Exercise details: Copy out every line of the entries below character for character, leaving out the picture.
┄┄┄┄┄┄┄┄┄┄┄┄┄┄┄┄┄┄┄┄
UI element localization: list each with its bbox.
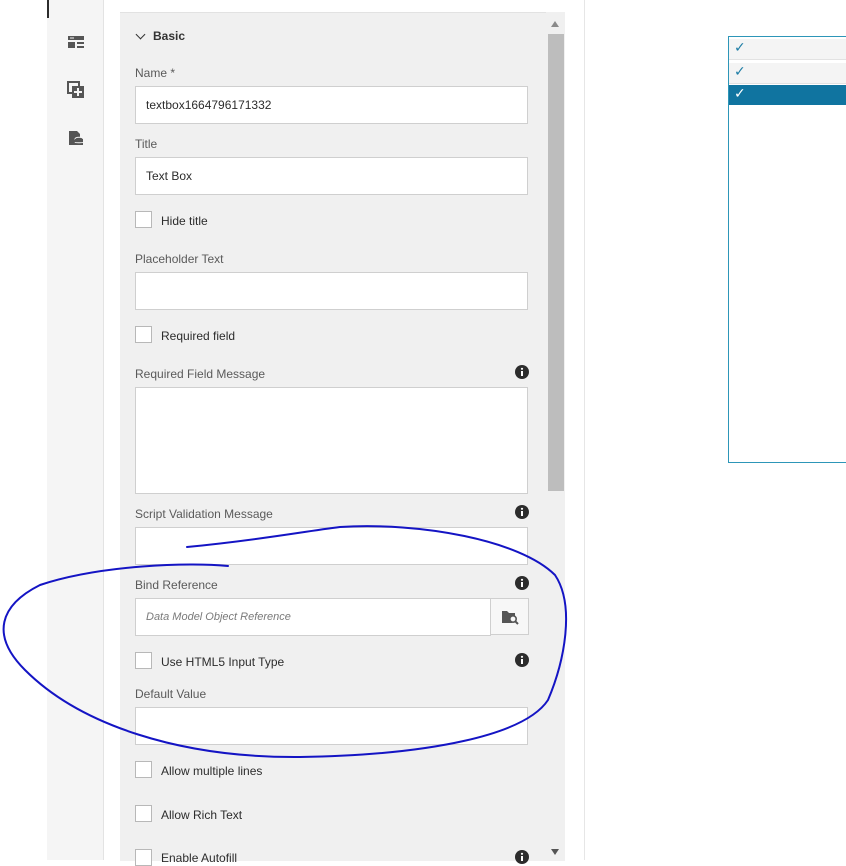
title-input[interactable]: Text Box [135,157,528,195]
section-basic-header[interactable]: Basic [135,29,185,43]
required-field-label: Required field [161,329,236,343]
name-label: Name * [135,66,176,80]
section-title: Basic [153,29,186,43]
required-field-message-label: Required Field Message [135,367,266,381]
scrollbar-thumb[interactable] [548,34,564,491]
bind-reference-label: Bind Reference [135,578,218,592]
list-item-selected[interactable]: ✓ [729,85,846,105]
selection-list: ✓ ✓ ✓ [728,36,846,463]
info-icon[interactable] [515,576,529,590]
default-value-label: Default Value [135,687,207,701]
script-validation-message-label: Script Validation Message [135,507,273,521]
checkmark-icon: ✓ [734,86,746,102]
folder-search-icon [501,610,519,625]
side-rail [47,0,104,860]
rail-active-marker [47,0,49,18]
placeholder-text-input[interactable] [135,272,528,310]
placeholder-text-label: Placeholder Text [135,252,224,266]
use-html5-input-type-label: Use HTML5 Input Type [161,655,285,669]
list-item[interactable]: ✓ [729,63,846,84]
info-icon[interactable] [515,505,529,519]
allow-rich-text-label: Allow Rich Text [161,808,243,822]
add-component-icon[interactable] [67,81,85,99]
panel-divider [584,0,585,860]
allow-multiple-lines-checkbox[interactable] [135,761,152,778]
scroll-down-arrow-icon[interactable] [551,849,559,855]
data-sources-icon[interactable] [67,129,85,147]
checkmark-icon: ✓ [734,40,746,56]
bind-reference-input[interactable]: Data Model Object Reference [135,598,491,636]
info-icon[interactable] [515,365,529,379]
checkmark-icon: ✓ [734,64,746,80]
enable-autofill-label: Enable Autofill [161,851,238,865]
hide-title-checkbox[interactable] [135,211,152,228]
allow-multiple-lines-label: Allow multiple lines [161,764,263,778]
browse-data-model-button[interactable] [490,598,529,635]
allow-rich-text-checkbox[interactable] [135,805,152,822]
list-item[interactable]: ✓ [729,39,846,60]
chevron-down-icon [135,29,146,40]
info-icon[interactable] [515,850,529,864]
use-html5-input-type-checkbox[interactable] [135,652,152,669]
info-icon[interactable] [515,653,529,667]
title-label: Title [135,137,158,151]
hide-title-label: Hide title [161,214,208,228]
required-field-message-textarea[interactable] [135,387,528,494]
script-validation-message-input[interactable] [135,527,528,565]
default-value-input[interactable] [135,707,528,745]
form-objects-icon[interactable] [67,33,85,51]
required-field-checkbox[interactable] [135,326,152,343]
enable-autofill-checkbox[interactable] [135,849,152,866]
scroll-up-arrow-icon[interactable] [551,21,559,27]
name-input[interactable]: textbox1664796171332 [135,86,528,124]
┄┄┄┄┄┄┄┄┄┄┄┄┄┄┄┄┄┄┄┄
Complete answer:
UI element localization: list each with its bbox.
title-input[interactable]: Text Box [135,157,528,195]
section-basic-header[interactable]: Basic [135,29,185,43]
required-field-label: Required field [161,329,236,343]
name-label: Name * [135,66,176,80]
section-title: Basic [153,29,186,43]
required-field-message-label: Required Field Message [135,367,266,381]
scrollbar-thumb[interactable] [548,34,564,491]
bind-reference-label: Bind Reference [135,578,218,592]
list-item-selected[interactable]: ✓ [729,85,846,105]
selection-list: ✓ ✓ ✓ [728,36,846,463]
info-icon[interactable] [515,576,529,590]
default-value-label: Default Value [135,687,207,701]
script-validation-message-label: Script Validation Message [135,507,273,521]
checkmark-icon: ✓ [734,86,746,102]
folder-search-icon [501,610,519,625]
side-rail [47,0,104,860]
rail-active-marker [47,0,49,18]
placeholder-text-input[interactable] [135,272,528,310]
placeholder-text-label: Placeholder Text [135,252,224,266]
use-html5-input-type-label: Use HTML5 Input Type [161,655,285,669]
list-item[interactable]: ✓ [729,63,846,84]
info-icon[interactable] [515,505,529,519]
allow-rich-text-label: Allow Rich Text [161,808,243,822]
add-component-icon[interactable] [67,81,85,99]
panel-divider [584,0,585,860]
allow-multiple-lines-checkbox[interactable] [135,761,152,778]
scroll-down-arrow-icon[interactable] [551,849,559,855]
data-sources-icon[interactable] [67,129,85,147]
checkmark-icon: ✓ [734,40,746,56]
bind-reference-input[interactable]: Data Model Object Reference [135,598,491,636]
info-icon[interactable] [515,365,529,379]
checkmark-icon: ✓ [734,64,746,80]
enable-autofill-label: Enable Autofill [161,851,238,865]
hide-title-checkbox[interactable] [135,211,152,228]
allow-multiple-lines-label: Allow multiple lines [161,764,263,778]
browse-data-model-button[interactable] [490,598,529,635]
allow-rich-text-checkbox[interactable] [135,805,152,822]
list-item[interactable]: ✓ [729,39,846,60]
chevron-down-icon [135,29,146,40]
info-icon[interactable] [515,850,529,864]
use-html5-input-type-checkbox[interactable] [135,652,152,669]
info-icon[interactable] [515,653,529,667]
title-label: Title [135,137,158,151]
hide-title-label: Hide title [161,214,208,228]
required-field-message-textarea[interactable] [135,387,528,494]
script-validation-message-input[interactable] [135,527,528,565]
default-value-input[interactable] [135,707,528,745]
form-objects-icon[interactable] [67,33,85,51]
required-field-checkbox[interactable] [135,326,152,343]
enable-autofill-checkbox[interactable] [135,849,152,866]
scroll-up-arrow-icon[interactable] [551,21,559,27]
name-input[interactable]: textbox1664796171332 [135,86,528,124]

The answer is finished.